In the material below, find every line with "close" and pull it out.

╔══

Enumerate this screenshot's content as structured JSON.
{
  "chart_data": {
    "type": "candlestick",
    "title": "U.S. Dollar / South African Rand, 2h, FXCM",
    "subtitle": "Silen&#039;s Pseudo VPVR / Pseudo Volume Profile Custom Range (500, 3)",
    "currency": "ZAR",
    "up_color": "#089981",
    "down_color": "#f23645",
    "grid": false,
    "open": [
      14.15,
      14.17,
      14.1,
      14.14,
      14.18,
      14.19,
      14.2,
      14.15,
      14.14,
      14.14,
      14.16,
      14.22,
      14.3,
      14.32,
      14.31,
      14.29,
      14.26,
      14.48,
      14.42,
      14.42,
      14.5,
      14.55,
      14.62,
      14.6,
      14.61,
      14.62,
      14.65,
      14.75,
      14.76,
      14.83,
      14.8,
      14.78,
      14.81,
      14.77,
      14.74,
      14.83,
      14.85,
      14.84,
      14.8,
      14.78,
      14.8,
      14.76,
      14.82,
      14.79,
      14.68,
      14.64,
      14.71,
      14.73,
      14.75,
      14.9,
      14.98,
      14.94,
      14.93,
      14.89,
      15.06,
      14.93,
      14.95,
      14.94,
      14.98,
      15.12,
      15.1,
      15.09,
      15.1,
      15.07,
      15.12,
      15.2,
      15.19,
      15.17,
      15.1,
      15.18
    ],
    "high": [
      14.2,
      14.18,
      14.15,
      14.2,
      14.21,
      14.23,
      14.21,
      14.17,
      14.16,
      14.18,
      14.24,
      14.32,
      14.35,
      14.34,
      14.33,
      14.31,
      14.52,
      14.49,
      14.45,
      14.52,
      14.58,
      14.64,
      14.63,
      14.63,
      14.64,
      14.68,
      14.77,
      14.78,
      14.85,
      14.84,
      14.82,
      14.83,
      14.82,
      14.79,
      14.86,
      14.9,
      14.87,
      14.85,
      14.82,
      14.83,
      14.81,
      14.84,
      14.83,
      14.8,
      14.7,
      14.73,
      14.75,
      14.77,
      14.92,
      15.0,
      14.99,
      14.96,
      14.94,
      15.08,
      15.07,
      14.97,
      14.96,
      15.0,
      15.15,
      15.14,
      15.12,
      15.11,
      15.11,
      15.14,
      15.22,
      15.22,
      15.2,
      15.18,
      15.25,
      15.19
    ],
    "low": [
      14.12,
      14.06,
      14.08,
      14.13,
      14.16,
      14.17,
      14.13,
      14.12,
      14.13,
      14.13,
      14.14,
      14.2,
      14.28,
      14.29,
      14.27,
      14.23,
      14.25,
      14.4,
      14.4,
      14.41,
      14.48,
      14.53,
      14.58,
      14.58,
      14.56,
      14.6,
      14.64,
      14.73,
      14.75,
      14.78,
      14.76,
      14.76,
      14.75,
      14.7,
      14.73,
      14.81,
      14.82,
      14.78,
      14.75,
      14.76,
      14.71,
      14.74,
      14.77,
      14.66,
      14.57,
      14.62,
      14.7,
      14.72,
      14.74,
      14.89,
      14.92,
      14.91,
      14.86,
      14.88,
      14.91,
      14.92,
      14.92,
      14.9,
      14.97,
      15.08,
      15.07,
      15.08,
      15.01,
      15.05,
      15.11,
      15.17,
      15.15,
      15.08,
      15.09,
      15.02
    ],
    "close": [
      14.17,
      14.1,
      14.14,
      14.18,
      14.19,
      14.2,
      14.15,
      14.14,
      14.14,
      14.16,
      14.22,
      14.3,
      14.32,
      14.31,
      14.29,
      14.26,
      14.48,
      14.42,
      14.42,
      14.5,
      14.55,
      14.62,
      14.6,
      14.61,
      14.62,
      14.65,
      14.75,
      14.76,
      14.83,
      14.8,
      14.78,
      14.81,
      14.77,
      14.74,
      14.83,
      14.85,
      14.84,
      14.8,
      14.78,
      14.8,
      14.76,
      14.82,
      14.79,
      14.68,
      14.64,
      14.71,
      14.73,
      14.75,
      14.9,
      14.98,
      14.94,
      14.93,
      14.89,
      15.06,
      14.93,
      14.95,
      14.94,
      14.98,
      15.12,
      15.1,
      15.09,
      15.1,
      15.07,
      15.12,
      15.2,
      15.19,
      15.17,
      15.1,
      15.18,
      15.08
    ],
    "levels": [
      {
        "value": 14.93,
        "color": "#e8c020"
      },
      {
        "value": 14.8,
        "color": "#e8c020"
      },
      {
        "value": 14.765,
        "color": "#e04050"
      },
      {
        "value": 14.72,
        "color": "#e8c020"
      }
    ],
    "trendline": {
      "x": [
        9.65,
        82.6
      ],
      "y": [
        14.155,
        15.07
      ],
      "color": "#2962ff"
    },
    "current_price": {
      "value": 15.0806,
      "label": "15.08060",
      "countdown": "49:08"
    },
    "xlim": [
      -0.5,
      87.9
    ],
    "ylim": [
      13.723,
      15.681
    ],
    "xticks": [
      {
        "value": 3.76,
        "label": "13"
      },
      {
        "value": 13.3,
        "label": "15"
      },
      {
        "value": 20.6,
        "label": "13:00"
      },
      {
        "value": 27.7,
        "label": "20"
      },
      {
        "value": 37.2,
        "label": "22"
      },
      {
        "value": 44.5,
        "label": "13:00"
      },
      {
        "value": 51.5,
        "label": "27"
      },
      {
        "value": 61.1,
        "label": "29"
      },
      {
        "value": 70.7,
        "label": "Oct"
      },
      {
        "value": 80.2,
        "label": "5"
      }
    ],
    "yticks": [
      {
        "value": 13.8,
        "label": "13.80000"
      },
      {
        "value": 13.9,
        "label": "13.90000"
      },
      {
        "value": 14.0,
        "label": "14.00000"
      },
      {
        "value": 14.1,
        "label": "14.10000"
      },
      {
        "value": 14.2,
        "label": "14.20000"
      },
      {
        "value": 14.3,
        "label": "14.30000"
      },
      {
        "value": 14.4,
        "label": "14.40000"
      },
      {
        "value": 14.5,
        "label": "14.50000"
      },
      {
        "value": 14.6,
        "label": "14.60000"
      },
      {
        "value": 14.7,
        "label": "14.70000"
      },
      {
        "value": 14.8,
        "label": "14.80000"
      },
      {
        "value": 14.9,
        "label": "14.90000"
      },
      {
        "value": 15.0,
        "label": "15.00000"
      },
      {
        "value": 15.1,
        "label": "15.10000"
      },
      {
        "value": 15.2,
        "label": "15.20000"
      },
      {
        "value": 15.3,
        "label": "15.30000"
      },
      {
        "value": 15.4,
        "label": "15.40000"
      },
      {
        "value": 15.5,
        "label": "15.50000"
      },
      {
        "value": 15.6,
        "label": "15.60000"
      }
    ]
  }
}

╚══
╔══

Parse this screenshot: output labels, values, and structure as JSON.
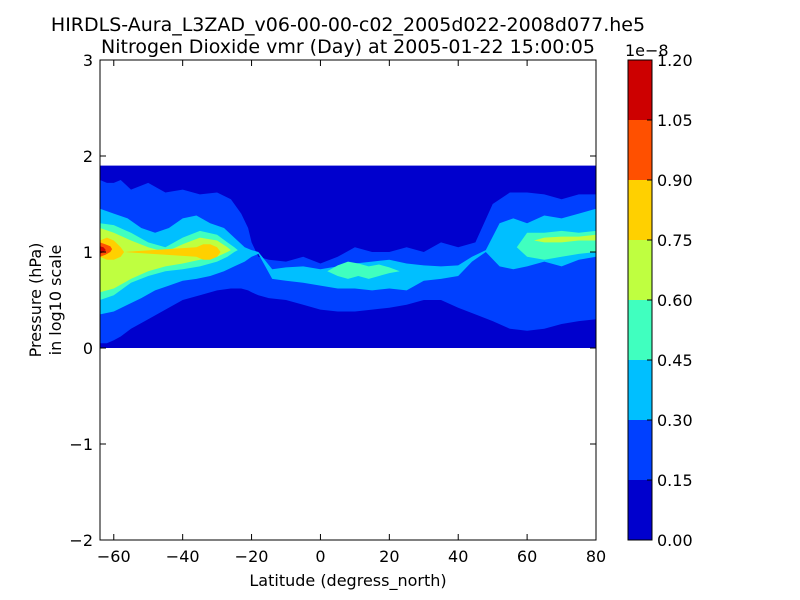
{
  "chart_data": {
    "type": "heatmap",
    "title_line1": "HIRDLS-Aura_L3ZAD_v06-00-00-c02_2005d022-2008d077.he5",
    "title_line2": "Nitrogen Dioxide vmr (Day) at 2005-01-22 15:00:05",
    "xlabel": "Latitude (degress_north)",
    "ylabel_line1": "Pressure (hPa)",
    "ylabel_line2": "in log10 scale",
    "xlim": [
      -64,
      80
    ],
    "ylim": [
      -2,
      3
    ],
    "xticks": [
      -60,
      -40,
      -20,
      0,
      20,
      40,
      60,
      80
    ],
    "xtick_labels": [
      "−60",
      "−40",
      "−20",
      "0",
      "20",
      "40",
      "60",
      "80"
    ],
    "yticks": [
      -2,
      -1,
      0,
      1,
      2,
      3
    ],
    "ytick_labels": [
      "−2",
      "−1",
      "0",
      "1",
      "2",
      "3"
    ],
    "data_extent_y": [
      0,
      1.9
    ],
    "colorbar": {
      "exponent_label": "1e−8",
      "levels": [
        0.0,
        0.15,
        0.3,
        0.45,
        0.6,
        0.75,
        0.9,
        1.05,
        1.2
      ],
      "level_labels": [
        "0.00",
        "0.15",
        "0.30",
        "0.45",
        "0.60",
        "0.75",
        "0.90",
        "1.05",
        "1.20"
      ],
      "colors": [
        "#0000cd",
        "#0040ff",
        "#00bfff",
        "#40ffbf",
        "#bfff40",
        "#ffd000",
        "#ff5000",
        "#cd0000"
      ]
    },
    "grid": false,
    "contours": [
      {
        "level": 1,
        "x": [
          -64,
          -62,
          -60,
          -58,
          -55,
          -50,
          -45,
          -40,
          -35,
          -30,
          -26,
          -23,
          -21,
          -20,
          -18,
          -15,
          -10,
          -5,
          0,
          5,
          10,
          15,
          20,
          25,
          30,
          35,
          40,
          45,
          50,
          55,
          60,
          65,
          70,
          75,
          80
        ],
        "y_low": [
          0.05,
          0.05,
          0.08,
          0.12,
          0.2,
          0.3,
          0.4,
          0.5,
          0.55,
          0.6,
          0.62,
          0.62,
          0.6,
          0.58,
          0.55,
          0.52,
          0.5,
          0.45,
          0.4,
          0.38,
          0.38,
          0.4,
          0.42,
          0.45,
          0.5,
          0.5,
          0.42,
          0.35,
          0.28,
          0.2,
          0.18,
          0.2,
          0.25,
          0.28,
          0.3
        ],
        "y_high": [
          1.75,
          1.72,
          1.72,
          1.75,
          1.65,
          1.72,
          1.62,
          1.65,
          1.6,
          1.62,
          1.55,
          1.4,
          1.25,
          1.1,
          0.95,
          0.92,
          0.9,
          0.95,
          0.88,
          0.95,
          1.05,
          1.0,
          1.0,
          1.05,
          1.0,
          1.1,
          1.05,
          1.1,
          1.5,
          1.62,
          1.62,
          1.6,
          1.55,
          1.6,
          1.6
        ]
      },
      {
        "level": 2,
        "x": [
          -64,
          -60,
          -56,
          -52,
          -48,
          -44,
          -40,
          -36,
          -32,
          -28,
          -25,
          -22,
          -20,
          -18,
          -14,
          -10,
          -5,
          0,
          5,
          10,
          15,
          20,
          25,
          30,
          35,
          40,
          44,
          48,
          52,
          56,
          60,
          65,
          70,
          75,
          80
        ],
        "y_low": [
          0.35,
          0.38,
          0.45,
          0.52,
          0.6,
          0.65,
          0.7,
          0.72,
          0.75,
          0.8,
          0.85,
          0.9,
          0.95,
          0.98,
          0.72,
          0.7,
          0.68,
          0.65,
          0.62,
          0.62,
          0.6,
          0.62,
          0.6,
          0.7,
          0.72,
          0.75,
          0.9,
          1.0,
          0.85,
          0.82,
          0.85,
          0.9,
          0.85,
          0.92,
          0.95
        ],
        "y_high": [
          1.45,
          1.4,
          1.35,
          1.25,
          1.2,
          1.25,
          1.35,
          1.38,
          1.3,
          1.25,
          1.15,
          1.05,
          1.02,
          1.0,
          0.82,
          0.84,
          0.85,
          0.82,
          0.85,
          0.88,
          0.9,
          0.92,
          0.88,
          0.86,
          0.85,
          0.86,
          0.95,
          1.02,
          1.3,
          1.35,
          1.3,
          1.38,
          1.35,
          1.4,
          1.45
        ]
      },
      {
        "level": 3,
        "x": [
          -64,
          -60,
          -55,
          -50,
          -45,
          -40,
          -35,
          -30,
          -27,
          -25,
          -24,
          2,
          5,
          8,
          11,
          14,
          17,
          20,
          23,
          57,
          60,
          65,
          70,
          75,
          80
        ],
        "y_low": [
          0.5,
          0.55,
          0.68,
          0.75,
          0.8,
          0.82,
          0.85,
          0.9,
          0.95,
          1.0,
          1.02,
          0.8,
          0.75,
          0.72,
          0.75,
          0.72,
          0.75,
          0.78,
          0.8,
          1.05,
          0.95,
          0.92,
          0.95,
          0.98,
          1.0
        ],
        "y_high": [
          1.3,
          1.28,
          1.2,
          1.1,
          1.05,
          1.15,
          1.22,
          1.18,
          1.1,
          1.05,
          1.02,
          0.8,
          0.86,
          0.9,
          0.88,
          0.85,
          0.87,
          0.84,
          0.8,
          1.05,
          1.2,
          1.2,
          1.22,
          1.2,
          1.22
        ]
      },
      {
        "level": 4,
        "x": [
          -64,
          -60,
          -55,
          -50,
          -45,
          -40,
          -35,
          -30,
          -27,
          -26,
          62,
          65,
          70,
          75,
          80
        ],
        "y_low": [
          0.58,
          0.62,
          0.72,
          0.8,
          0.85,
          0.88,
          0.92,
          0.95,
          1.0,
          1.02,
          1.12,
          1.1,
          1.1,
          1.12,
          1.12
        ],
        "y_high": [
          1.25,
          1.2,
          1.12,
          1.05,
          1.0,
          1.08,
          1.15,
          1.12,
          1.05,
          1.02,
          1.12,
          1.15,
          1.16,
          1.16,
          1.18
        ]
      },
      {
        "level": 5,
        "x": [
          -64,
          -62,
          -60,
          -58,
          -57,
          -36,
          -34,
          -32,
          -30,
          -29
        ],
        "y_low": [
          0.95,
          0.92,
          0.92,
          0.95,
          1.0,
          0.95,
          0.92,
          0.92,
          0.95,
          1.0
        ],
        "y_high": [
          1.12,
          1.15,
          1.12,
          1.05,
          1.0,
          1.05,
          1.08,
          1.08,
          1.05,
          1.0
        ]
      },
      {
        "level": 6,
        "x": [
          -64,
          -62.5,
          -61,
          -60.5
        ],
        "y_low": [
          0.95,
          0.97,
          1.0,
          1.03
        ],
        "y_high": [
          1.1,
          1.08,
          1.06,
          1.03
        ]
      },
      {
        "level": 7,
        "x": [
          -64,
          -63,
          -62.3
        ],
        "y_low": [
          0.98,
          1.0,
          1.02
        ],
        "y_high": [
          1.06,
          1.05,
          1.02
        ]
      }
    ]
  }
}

╚══
╔══

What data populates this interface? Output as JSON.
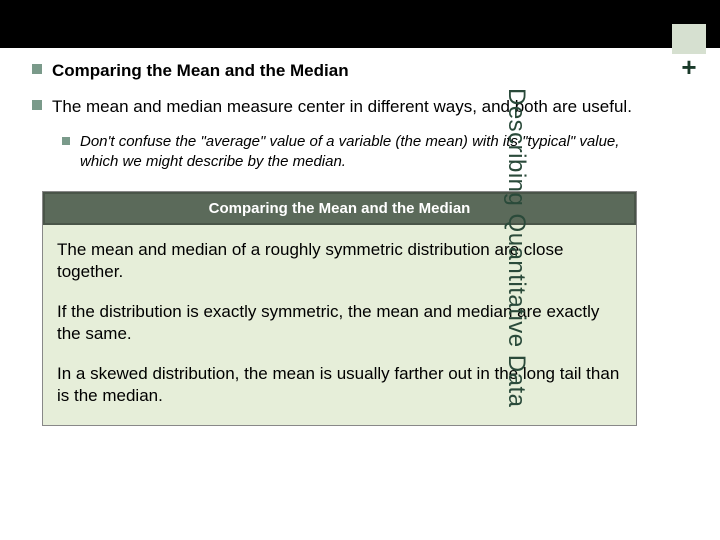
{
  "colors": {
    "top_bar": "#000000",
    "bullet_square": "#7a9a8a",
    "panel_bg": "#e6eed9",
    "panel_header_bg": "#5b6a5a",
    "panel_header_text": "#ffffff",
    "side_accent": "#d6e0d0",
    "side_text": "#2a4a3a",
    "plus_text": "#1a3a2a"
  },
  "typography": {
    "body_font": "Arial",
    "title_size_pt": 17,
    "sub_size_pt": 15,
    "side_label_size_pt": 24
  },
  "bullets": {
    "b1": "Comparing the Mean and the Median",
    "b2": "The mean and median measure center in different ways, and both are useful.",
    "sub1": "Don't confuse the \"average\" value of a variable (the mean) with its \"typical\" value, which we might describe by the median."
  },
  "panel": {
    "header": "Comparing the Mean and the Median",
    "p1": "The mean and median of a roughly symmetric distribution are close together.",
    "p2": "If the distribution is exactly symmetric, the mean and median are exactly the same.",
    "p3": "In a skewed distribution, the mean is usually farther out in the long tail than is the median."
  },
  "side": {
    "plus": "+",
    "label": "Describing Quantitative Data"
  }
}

╚══

**Task answer**
    "close": [
    "p1": "The mean and median of a roughly symmetric distribution are close together.",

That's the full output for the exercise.